**Problem description:**
Quote the whole listing word for word, please.

(Dataset records)
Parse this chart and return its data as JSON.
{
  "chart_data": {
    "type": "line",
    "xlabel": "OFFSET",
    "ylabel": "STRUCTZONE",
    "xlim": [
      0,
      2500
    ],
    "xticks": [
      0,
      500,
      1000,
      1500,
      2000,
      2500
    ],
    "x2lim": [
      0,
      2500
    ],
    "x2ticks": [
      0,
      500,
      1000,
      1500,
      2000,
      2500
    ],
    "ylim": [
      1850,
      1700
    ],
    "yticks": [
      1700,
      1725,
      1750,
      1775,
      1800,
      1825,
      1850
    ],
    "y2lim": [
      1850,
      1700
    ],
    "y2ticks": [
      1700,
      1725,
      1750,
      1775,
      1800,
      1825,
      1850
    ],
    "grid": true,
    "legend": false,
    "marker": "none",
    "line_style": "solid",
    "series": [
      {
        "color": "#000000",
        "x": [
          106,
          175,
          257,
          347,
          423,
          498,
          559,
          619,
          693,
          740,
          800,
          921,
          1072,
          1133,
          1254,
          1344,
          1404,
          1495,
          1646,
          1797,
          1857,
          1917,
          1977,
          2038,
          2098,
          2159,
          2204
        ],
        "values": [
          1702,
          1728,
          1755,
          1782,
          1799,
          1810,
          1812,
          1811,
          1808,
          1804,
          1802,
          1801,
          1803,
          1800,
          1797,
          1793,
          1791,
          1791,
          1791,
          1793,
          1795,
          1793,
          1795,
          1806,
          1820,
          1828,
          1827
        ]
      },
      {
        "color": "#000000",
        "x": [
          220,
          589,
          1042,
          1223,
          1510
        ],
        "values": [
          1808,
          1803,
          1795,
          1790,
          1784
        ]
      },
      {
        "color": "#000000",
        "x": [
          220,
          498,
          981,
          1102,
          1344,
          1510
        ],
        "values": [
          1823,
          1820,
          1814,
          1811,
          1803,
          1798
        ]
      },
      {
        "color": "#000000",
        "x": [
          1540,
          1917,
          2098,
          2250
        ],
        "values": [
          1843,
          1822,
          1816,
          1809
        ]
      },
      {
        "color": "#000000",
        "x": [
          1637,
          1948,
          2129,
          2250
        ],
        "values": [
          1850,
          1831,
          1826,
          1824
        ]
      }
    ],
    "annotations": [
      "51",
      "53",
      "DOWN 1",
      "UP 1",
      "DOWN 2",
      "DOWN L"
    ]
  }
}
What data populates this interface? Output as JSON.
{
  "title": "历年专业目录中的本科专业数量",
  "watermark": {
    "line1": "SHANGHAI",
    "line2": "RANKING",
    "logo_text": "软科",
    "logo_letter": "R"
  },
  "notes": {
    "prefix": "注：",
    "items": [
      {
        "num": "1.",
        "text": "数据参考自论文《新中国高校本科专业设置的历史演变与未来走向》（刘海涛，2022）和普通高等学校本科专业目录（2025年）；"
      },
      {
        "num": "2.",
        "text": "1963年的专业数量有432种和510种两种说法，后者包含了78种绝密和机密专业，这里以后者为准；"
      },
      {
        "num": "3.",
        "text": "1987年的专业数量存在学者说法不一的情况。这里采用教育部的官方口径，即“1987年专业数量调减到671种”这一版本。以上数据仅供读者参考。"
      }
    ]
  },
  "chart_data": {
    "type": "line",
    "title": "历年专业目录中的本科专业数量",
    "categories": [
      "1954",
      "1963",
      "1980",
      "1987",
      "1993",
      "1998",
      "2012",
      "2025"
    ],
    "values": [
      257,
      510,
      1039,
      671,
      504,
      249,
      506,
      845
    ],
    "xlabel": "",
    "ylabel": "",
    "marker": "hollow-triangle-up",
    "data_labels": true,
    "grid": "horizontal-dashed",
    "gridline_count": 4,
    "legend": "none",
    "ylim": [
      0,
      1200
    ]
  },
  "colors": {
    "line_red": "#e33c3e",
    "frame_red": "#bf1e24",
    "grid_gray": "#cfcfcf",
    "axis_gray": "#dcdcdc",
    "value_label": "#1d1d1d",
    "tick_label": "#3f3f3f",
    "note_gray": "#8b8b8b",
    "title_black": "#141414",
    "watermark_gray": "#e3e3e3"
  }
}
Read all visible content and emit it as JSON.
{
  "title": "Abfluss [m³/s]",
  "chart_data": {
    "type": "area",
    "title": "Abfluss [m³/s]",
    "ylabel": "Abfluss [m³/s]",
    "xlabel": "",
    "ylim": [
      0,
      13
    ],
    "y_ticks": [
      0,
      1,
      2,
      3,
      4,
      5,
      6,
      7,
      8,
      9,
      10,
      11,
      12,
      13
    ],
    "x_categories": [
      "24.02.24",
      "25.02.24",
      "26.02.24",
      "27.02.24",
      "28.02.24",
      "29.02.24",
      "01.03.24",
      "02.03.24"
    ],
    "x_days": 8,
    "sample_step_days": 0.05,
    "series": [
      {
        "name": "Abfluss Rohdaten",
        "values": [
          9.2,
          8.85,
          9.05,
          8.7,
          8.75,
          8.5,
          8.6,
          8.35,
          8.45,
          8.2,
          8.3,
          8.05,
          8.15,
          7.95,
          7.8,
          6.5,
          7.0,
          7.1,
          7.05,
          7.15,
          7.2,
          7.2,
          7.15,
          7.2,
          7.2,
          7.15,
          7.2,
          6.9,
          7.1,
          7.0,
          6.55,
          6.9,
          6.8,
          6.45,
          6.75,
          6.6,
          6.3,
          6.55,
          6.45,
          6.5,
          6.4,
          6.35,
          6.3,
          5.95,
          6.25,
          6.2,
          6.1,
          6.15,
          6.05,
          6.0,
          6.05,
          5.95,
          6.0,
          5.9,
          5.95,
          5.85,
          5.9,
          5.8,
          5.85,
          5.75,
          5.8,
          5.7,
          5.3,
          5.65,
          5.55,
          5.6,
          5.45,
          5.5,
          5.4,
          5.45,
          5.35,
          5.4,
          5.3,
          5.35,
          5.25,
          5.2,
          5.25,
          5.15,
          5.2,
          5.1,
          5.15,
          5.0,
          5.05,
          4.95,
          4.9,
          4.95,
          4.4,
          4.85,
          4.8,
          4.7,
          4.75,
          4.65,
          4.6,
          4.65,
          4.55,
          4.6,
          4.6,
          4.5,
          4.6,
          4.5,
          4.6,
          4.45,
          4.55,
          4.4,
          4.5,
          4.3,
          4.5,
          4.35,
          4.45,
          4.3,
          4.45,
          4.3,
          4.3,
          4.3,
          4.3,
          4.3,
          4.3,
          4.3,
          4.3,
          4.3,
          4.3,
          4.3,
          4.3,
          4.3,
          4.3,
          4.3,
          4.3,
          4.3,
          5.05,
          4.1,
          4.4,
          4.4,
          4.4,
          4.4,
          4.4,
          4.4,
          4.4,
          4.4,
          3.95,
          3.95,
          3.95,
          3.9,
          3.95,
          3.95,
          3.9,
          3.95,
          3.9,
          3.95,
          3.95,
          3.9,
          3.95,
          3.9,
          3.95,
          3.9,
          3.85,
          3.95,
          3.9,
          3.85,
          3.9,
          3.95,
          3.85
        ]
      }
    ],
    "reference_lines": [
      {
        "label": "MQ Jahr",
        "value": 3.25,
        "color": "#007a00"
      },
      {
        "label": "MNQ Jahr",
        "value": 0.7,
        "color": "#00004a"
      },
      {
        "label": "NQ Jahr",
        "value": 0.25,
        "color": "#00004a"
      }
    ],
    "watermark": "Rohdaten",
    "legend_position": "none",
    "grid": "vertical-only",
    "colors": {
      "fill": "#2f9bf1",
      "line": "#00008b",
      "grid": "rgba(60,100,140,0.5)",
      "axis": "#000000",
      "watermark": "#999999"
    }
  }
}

**Exercise response:**
Parse this chart and return its data as JSON.
{
  "chart_data": {
    "type": "line",
    "xlabel": "OFFSET",
    "ylabel": "STRUCTZONE",
    "xlim": [
      0,
      2500
    ],
    "xticks": [
      0,
      500,
      1000,
      1500,
      2000,
      2500
    ],
    "x2lim": [
      0,
      2500
    ],
    "x2ticks": [
      0,
      500,
      1000,
      1500,
      2000,
      2500
    ],
    "ylim": [
      1850,
      1700
    ],
    "yticks": [
      1700,
      1725,
      1750,
      1775,
      1800,
      1825,
      1850
    ],
    "y2lim": [
      1850,
      1700
    ],
    "y2ticks": [
      1700,
      1725,
      1750,
      1775,
      1800,
      1825,
      1850
    ],
    "grid": true,
    "legend": false,
    "marker": "none",
    "line_style": "solid",
    "series": [
      {
        "color": "#000000",
        "x": [
          106,
          175,
          257,
          347,
          423,
          498,
          559,
          619,
          693,
          740,
          800,
          921,
          1072,
          1133,
          1254,
          1344,
          1404,
          1495,
          1646,
          1797,
          1857,
          1917,
          1977,
          2038,
          2098,
          2159,
          2204
        ],
        "values": [
          1702,
          1728,
          1755,
          1782,
          1799,
          1810,
          1812,
          1811,
          1808,
          1804,
          1802,
          1801,
          1803,
          1800,
          1797,
          1793,
          1791,
          1791,
          1791,
          1793,
          1795,
          1793,
          1795,
          1806,
          1820,
          1828,
          1827
        ]
      },
      {
        "color": "#000000",
        "x": [
          220,
          589,
          1042,
          1223,
          1510
        ],
        "values": [
          1808,
          1803,
          1795,
          1790,
          1784
        ]
      },
      {
        "color": "#000000",
        "x": [
          220,
          498,
          981,
          1102,
          1344,
          1510
        ],
        "values": [
          1823,
          1820,
          1814,
          1811,
          1803,
          1798
        ]
      },
      {
        "color": "#000000",
        "x": [
          1540,
          1917,
          2098,
          2250
        ],
        "values": [
          1843,
          1822,
          1816,
          1809
        ]
      },
      {
        "color": "#000000",
        "x": [
          1637,
          1948,
          2129,
          2250
        ],
        "values": [
          1850,
          1831,
          1826,
          1824
        ]
      }
    ],
    "annotations": [
      "51",
      "53",
      "DOWN 1",
      "UP 1",
      "DOWN 2",
      "DOWN L"
    ]
  }
}
What data populates this interface? Output as JSON.
{
  "title": "历年专业目录中的本科专业数量",
  "watermark": {
    "line1": "SHANGHAI",
    "line2": "RANKING",
    "logo_text": "软科",
    "logo_letter": "R"
  },
  "notes": {
    "prefix": "注：",
    "items": [
      {
        "num": "1.",
        "text": "数据参考自论文《新中国高校本科专业设置的历史演变与未来走向》（刘海涛，2022）和普通高等学校本科专业目录（2025年）；"
      },
      {
        "num": "2.",
        "text": "1963年的专业数量有432种和510种两种说法，后者包含了78种绝密和机密专业，这里以后者为准；"
      },
      {
        "num": "3.",
        "text": "1987年的专业数量存在学者说法不一的情况。这里采用教育部的官方口径，即“1987年专业数量调减到671种”这一版本。以上数据仅供读者参考。"
      }
    ]
  },
  "chart_data": {
    "type": "line",
    "title": "历年专业目录中的本科专业数量",
    "categories": [
      "1954",
      "1963",
      "1980",
      "1987",
      "1993",
      "1998",
      "2012",
      "2025"
    ],
    "values": [
      257,
      510,
      1039,
      671,
      504,
      249,
      506,
      845
    ],
    "xlabel": "",
    "ylabel": "",
    "marker": "hollow-triangle-up",
    "data_labels": true,
    "grid": "horizontal-dashed",
    "gridline_count": 4,
    "legend": "none",
    "ylim": [
      0,
      1200
    ]
  },
  "colors": {
    "line_red": "#e33c3e",
    "frame_red": "#bf1e24",
    "grid_gray": "#cfcfcf",
    "axis_gray": "#dcdcdc",
    "value_label": "#1d1d1d",
    "tick_label": "#3f3f3f",
    "note_gray": "#8b8b8b",
    "title_black": "#141414",
    "watermark_gray": "#e3e3e3"
  }
}
Read all visible content and emit it as JSON.
{
  "title": "Abfluss [m³/s]",
  "chart_data": {
    "type": "area",
    "title": "Abfluss [m³/s]",
    "ylabel": "Abfluss [m³/s]",
    "xlabel": "",
    "ylim": [
      0,
      13
    ],
    "y_ticks": [
      0,
      1,
      2,
      3,
      4,
      5,
      6,
      7,
      8,
      9,
      10,
      11,
      12,
      13
    ],
    "x_categories": [
      "24.02.24",
      "25.02.24",
      "26.02.24",
      "27.02.24",
      "28.02.24",
      "29.02.24",
      "01.03.24",
      "02.03.24"
    ],
    "x_days": 8,
    "sample_step_days": 0.05,
    "series": [
      {
        "name": "Abfluss Rohdaten",
        "values": [
          9.2,
          8.85,
          9.05,
          8.7,
          8.75,
          8.5,
          8.6,
          8.35,
          8.45,
          8.2,
          8.3,
          8.05,
          8.15,
          7.95,
          7.8,
          6.5,
          7.0,
          7.1,
          7.05,
          7.15,
          7.2,
          7.2,
          7.15,
          7.2,
          7.2,
          7.15,
          7.2,
          6.9,
          7.1,
          7.0,
          6.55,
          6.9,
          6.8,
          6.45,
          6.75,
          6.6,
          6.3,
          6.55,
          6.45,
          6.5,
          6.4,
          6.35,
          6.3,
          5.95,
          6.25,
          6.2,
          6.1,
          6.15,
          6.05,
          6.0,
          6.05,
          5.95,
          6.0,
          5.9,
          5.95,
          5.85,
          5.9,
          5.8,
          5.85,
          5.75,
          5.8,
          5.7,
          5.3,
          5.65,
          5.55,
          5.6,
          5.45,
          5.5,
          5.4,
          5.45,
          5.35,
          5.4,
          5.3,
          5.35,
          5.25,
          5.2,
          5.25,
          5.15,
          5.2,
          5.1,
          5.15,
          5.0,
          5.05,
          4.95,
          4.9,
          4.95,
          4.4,
          4.85,
          4.8,
          4.7,
          4.75,
          4.65,
          4.6,
          4.65,
          4.55,
          4.6,
          4.6,
          4.5,
          4.6,
          4.5,
          4.6,
          4.45,
          4.55,
          4.4,
          4.5,
          4.3,
          4.5,
          4.35,
          4.45,
          4.3,
          4.45,
          4.3,
          4.3,
          4.3,
          4.3,
          4.3,
          4.3,
          4.3,
          4.3,
          4.3,
          4.3,
          4.3,
          4.3,
          4.3,
          4.3,
          4.3,
          4.3,
          4.3,
          5.05,
          4.1,
          4.4,
          4.4,
          4.4,
          4.4,
          4.4,
          4.4,
          4.4,
          4.4,
          3.95,
          3.95,
          3.95,
          3.9,
          3.95,
          3.95,
          3.9,
          3.95,
          3.9,
          3.95,
          3.95,
          3.9,
          3.95,
          3.9,
          3.95,
          3.9,
          3.85,
          3.95,
          3.9,
          3.85,
          3.9,
          3.95,
          3.85
        ]
      }
    ],
    "reference_lines": [
      {
        "label": "MQ Jahr",
        "value": 3.25,
        "color": "#007a00"
      },
      {
        "label": "MNQ Jahr",
        "value": 0.7,
        "color": "#00004a"
      },
      {
        "label": "NQ Jahr",
        "value": 0.25,
        "color": "#00004a"
      }
    ],
    "watermark": "Rohdaten",
    "legend_position": "none",
    "grid": "vertical-only",
    "colors": {
      "fill": "#2f9bf1",
      "line": "#00008b",
      "grid": "rgba(60,100,140,0.5)",
      "axis": "#000000",
      "watermark": "#999999"
    }
  }
}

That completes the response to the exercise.